==== Provided data
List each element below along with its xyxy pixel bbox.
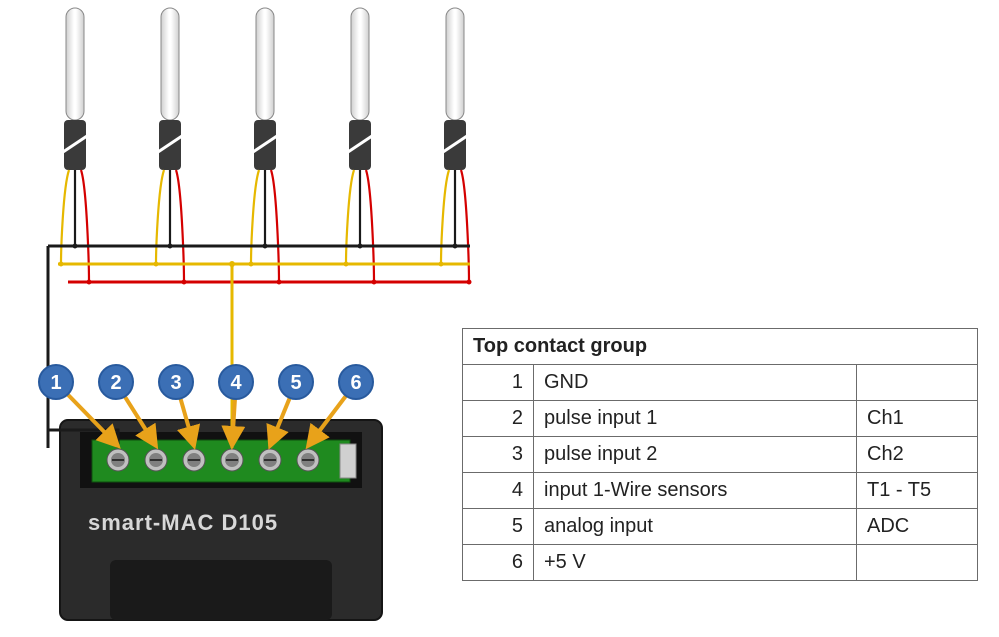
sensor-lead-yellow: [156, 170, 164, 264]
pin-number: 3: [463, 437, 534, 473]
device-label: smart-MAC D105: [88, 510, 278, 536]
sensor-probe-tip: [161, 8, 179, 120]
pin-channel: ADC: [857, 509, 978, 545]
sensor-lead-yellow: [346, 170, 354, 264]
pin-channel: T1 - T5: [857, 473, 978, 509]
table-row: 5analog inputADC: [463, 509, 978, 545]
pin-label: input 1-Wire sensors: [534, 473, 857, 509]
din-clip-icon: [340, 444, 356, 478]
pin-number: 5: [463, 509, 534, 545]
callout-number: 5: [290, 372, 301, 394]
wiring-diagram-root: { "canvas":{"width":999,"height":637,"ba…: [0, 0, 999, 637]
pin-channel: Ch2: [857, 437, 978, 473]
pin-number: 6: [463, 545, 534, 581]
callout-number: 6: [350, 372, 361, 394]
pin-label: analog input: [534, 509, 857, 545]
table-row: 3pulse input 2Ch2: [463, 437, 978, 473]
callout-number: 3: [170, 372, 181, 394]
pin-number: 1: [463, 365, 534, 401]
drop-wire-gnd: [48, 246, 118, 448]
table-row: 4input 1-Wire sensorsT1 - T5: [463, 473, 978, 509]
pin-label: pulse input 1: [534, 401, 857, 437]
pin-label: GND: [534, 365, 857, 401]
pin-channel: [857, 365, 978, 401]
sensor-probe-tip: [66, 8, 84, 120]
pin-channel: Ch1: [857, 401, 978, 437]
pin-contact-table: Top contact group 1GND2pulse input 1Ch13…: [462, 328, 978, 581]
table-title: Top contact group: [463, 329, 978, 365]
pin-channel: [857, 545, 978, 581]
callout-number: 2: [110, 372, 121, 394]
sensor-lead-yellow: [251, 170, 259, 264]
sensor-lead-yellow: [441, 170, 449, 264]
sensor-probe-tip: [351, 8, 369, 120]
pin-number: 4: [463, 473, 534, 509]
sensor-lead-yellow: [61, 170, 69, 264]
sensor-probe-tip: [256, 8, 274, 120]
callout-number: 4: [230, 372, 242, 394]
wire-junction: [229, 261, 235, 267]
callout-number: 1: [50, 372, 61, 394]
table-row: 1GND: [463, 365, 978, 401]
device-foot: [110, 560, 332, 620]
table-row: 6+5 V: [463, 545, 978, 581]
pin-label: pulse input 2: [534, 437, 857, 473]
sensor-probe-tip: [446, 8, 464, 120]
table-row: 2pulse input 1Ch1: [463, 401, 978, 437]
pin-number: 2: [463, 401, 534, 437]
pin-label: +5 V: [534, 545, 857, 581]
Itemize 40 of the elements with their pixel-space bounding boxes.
========
Problem to work on:
Reproduce every line of the entries above without any changes, and leave the pictures out of your answer.

Output of the exercise:
List each element below along with its xyxy pixel bbox.
sensor-lead-yellow: [156, 170, 164, 264]
pin-number: 3: [463, 437, 534, 473]
device-label: smart-MAC D105: [88, 510, 278, 536]
sensor-probe-tip: [161, 8, 179, 120]
pin-channel: ADC: [857, 509, 978, 545]
sensor-lead-yellow: [346, 170, 354, 264]
pin-channel: T1 - T5: [857, 473, 978, 509]
table-row: 5analog inputADC: [463, 509, 978, 545]
pin-label: input 1-Wire sensors: [534, 473, 857, 509]
din-clip-icon: [340, 444, 356, 478]
pin-number: 5: [463, 509, 534, 545]
callout-number: 5: [290, 372, 301, 394]
wiring-diagram-root: { "canvas":{"width":999,"height":637,"ba…: [0, 0, 999, 637]
pin-channel: Ch2: [857, 437, 978, 473]
pin-number: 6: [463, 545, 534, 581]
callout-number: 6: [350, 372, 361, 394]
pin-label: analog input: [534, 509, 857, 545]
table-row: 3pulse input 2Ch2: [463, 437, 978, 473]
callout-number: 3: [170, 372, 181, 394]
pin-number: 1: [463, 365, 534, 401]
drop-wire-gnd: [48, 246, 118, 448]
table-row: 4input 1-Wire sensorsT1 - T5: [463, 473, 978, 509]
pin-label: pulse input 1: [534, 401, 857, 437]
pin-label: GND: [534, 365, 857, 401]
pin-channel: [857, 365, 978, 401]
sensor-probe-tip: [66, 8, 84, 120]
pin-channel: Ch1: [857, 401, 978, 437]
pin-contact-table: Top contact group 1GND2pulse input 1Ch13…: [462, 328, 978, 581]
table-title: Top contact group: [463, 329, 978, 365]
pin-channel: [857, 545, 978, 581]
callout-number: 2: [110, 372, 121, 394]
sensor-lead-yellow: [251, 170, 259, 264]
sensor-lead-yellow: [441, 170, 449, 264]
sensor-probe-tip: [351, 8, 369, 120]
pin-number: 4: [463, 473, 534, 509]
sensor-lead-yellow: [61, 170, 69, 264]
sensor-probe-tip: [256, 8, 274, 120]
callout-number: 4: [230, 372, 242, 394]
wire-junction: [229, 261, 235, 267]
callout-number: 1: [50, 372, 61, 394]
table-row: 1GND: [463, 365, 978, 401]
device-foot: [110, 560, 332, 620]
table-row: 6+5 V: [463, 545, 978, 581]
pin-label: pulse input 2: [534, 437, 857, 473]
sensor-probe-tip: [446, 8, 464, 120]
table-row: 2pulse input 1Ch1: [463, 401, 978, 437]
pin-number: 2: [463, 401, 534, 437]
pin-label: +5 V: [534, 545, 857, 581]
Itemize 40 of the elements with their pixel-space bounding boxes.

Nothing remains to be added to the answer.